Dataset excerpt:

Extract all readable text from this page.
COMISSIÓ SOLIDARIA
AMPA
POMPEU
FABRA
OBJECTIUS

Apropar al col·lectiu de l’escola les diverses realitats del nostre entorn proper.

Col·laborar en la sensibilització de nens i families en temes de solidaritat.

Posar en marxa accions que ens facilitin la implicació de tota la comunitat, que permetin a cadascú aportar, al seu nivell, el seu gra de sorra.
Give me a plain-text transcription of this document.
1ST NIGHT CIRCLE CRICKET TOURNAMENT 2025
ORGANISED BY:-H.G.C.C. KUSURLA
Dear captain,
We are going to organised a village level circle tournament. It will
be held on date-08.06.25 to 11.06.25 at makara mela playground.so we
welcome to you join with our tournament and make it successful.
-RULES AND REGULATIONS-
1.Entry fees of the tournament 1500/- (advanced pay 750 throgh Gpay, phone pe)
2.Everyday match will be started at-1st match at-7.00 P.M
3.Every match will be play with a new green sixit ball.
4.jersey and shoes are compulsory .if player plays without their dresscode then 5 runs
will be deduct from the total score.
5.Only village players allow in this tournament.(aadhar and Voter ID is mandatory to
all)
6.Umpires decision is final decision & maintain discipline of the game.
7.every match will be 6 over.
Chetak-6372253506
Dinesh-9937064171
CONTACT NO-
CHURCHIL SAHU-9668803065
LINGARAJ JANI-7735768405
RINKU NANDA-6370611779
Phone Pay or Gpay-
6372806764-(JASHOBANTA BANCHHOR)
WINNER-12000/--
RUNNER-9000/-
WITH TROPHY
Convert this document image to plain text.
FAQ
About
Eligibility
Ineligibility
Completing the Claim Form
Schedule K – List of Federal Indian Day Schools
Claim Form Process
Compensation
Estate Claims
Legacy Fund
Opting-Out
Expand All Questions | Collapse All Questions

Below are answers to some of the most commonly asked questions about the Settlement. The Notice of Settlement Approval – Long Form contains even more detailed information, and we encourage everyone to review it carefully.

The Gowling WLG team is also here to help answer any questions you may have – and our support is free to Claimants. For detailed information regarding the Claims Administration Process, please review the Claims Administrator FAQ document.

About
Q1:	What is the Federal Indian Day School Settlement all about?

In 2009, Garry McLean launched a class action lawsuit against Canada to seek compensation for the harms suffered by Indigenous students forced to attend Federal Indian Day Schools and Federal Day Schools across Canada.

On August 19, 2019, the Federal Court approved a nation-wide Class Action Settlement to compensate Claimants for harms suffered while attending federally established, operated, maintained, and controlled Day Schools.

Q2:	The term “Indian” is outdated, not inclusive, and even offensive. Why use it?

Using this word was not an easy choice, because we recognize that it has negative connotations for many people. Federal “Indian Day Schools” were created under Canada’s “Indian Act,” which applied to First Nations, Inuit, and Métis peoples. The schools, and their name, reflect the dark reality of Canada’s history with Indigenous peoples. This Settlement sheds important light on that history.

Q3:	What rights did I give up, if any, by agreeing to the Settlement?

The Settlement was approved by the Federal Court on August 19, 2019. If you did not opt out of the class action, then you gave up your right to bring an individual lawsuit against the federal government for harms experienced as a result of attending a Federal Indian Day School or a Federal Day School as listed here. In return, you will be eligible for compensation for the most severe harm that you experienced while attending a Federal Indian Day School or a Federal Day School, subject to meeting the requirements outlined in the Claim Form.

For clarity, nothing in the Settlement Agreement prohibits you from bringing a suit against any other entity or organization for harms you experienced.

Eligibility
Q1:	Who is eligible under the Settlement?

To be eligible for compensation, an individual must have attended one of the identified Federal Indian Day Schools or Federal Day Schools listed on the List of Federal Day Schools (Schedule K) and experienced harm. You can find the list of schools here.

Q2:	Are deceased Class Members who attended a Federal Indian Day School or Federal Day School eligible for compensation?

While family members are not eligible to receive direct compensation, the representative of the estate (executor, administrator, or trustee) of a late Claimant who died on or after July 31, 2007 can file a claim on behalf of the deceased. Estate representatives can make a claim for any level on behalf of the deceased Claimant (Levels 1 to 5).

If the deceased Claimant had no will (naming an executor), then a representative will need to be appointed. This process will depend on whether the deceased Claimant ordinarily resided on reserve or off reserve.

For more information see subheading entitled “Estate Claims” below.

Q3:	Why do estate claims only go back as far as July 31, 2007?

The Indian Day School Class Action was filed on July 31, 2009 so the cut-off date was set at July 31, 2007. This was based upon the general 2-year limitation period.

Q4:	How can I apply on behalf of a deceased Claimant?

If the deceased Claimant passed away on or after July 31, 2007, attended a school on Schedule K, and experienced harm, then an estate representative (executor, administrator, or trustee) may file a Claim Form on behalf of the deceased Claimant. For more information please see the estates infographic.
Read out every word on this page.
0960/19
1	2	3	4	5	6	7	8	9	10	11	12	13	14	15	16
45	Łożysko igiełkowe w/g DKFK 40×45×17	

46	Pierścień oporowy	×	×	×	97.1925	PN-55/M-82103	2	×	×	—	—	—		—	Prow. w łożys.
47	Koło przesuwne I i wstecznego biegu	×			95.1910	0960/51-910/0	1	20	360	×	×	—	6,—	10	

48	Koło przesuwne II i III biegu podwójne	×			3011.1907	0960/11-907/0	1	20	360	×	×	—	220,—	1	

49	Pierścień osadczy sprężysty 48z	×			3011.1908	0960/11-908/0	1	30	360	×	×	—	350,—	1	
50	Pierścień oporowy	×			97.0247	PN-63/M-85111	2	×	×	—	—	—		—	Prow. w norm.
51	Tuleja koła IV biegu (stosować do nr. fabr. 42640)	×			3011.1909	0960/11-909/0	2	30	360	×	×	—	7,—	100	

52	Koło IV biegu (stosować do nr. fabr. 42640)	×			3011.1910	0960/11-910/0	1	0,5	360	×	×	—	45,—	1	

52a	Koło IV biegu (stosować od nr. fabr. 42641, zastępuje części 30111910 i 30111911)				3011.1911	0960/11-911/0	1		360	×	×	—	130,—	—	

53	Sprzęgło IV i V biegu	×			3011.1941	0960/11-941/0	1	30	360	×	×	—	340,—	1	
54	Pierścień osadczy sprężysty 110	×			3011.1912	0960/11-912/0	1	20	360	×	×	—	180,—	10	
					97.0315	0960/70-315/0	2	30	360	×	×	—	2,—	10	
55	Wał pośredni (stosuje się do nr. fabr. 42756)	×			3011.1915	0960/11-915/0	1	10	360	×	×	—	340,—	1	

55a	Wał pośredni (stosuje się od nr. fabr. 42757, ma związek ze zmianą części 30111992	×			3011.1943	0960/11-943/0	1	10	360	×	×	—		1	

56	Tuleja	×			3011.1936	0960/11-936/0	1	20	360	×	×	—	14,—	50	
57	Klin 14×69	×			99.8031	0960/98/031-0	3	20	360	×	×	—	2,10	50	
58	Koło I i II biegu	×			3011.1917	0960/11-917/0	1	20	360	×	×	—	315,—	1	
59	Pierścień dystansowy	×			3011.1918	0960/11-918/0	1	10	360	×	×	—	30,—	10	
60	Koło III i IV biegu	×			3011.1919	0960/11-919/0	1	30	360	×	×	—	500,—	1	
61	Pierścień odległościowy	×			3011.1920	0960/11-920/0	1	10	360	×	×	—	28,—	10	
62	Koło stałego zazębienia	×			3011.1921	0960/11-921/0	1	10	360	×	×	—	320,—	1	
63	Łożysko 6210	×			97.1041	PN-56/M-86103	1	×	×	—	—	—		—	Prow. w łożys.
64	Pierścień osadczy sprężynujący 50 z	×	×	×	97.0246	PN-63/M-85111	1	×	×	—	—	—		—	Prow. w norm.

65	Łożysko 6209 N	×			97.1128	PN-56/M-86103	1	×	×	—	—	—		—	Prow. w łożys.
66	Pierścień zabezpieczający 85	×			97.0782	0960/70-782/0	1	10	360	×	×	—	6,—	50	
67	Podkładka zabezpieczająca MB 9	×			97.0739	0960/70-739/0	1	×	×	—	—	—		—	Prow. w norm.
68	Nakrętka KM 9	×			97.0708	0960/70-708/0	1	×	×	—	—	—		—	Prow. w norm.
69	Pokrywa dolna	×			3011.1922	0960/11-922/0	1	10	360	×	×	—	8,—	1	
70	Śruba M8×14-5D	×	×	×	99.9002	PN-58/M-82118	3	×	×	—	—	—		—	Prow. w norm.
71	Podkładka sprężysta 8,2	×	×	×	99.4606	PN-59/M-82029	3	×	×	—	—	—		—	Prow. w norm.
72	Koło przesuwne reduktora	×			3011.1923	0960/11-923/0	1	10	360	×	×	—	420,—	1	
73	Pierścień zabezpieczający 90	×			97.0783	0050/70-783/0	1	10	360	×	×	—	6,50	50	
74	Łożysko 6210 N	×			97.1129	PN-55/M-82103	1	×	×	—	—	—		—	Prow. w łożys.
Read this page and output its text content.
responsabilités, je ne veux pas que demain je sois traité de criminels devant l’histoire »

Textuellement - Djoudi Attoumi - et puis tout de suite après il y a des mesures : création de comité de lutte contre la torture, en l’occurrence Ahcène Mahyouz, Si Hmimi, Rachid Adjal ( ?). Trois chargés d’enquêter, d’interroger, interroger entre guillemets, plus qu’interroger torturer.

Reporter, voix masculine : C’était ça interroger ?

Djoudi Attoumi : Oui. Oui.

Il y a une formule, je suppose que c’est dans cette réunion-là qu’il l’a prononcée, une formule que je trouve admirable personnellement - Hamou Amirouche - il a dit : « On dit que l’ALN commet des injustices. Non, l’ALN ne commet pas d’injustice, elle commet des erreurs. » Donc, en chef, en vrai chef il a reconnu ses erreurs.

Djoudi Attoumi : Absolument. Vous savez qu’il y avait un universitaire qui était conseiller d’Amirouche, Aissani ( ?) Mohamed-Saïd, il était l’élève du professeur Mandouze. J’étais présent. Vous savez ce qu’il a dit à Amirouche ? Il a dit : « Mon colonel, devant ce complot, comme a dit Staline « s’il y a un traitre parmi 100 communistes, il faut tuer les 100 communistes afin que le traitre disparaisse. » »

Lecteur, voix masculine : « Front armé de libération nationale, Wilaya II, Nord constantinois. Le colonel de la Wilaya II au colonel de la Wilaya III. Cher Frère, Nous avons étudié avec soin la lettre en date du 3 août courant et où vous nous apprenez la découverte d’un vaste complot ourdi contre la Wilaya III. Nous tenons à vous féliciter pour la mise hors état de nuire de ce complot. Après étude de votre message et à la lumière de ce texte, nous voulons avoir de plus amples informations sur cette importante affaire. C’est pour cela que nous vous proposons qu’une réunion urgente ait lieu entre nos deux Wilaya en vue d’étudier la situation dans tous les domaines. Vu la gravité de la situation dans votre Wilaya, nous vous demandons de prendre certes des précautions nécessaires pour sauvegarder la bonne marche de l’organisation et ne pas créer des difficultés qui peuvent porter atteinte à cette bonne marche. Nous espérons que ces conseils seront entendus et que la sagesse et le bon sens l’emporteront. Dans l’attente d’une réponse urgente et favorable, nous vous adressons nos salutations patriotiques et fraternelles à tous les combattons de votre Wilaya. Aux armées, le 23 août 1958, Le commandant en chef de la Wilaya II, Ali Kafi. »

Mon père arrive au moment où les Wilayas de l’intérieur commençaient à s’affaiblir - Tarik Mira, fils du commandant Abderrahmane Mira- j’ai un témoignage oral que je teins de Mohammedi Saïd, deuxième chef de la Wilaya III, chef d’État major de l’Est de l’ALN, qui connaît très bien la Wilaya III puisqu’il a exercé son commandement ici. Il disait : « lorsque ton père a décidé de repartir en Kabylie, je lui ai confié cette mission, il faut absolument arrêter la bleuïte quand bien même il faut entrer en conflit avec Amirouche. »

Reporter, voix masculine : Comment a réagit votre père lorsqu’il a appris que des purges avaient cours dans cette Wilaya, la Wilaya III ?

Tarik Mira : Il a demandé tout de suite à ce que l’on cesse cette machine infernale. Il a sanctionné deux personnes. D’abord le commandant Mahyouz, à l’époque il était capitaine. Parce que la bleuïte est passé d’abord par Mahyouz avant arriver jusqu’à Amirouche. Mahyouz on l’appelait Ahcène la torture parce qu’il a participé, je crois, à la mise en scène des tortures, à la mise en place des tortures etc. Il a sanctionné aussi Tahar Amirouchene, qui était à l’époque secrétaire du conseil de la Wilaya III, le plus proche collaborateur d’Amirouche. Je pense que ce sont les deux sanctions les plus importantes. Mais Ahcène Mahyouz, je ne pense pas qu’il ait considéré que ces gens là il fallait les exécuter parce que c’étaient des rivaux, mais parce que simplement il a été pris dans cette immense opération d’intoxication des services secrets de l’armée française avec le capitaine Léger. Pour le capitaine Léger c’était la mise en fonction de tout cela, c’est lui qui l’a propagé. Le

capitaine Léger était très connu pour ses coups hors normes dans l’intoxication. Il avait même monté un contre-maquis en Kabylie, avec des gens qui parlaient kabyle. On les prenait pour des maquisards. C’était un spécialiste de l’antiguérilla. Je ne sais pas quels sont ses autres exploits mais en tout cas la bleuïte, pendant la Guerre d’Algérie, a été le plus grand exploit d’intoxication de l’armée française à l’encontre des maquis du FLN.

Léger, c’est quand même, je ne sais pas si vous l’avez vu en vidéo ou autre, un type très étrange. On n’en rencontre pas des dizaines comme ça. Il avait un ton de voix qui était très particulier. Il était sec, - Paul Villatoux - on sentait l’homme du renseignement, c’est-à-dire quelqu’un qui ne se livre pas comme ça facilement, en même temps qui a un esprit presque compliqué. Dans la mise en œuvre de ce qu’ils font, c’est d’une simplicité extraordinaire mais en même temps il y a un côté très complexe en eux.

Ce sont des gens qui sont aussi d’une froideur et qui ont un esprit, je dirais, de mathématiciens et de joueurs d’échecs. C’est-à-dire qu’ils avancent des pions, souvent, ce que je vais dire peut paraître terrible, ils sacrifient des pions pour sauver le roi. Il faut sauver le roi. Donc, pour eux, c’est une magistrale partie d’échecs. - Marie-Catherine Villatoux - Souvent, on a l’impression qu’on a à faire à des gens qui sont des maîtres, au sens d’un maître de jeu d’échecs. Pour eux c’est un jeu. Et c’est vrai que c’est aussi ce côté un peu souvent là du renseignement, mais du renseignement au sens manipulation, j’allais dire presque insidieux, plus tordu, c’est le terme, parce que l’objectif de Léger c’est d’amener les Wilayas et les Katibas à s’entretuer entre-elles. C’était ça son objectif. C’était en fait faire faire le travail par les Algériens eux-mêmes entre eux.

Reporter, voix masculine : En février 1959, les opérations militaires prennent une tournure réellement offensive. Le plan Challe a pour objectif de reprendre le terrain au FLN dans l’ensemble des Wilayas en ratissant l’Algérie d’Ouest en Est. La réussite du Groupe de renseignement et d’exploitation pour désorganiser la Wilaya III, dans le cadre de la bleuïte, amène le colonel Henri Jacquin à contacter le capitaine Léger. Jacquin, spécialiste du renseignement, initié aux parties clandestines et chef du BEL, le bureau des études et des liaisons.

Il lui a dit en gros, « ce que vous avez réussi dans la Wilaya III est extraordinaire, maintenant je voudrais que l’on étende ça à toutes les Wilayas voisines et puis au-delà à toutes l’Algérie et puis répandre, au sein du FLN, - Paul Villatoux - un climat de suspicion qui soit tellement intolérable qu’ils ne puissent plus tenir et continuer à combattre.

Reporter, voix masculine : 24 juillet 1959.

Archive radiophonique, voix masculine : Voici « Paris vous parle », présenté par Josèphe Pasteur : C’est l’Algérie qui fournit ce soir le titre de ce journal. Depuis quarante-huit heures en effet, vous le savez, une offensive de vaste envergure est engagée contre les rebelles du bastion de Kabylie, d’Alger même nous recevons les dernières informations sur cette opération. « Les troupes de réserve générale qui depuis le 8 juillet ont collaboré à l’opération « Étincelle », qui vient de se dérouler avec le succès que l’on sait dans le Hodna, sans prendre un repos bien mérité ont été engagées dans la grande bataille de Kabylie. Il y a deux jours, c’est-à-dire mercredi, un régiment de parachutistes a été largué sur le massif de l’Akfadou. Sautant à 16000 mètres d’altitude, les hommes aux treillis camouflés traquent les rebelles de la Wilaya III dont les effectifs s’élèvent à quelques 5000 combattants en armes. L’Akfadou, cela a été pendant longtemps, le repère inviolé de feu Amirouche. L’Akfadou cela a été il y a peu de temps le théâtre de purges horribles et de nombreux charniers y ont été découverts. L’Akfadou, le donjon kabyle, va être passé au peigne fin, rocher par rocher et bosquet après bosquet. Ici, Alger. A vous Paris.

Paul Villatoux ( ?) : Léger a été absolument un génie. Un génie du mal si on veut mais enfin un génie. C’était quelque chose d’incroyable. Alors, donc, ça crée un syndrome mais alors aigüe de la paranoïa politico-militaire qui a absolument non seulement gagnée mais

TASK TO CARRY OUT:
Track down every line with the word "plain" and copy it.

SOLUTION TO THIS EXERCISE:
Give me a plain-text transcription of this document.
Convert this document image to plain text.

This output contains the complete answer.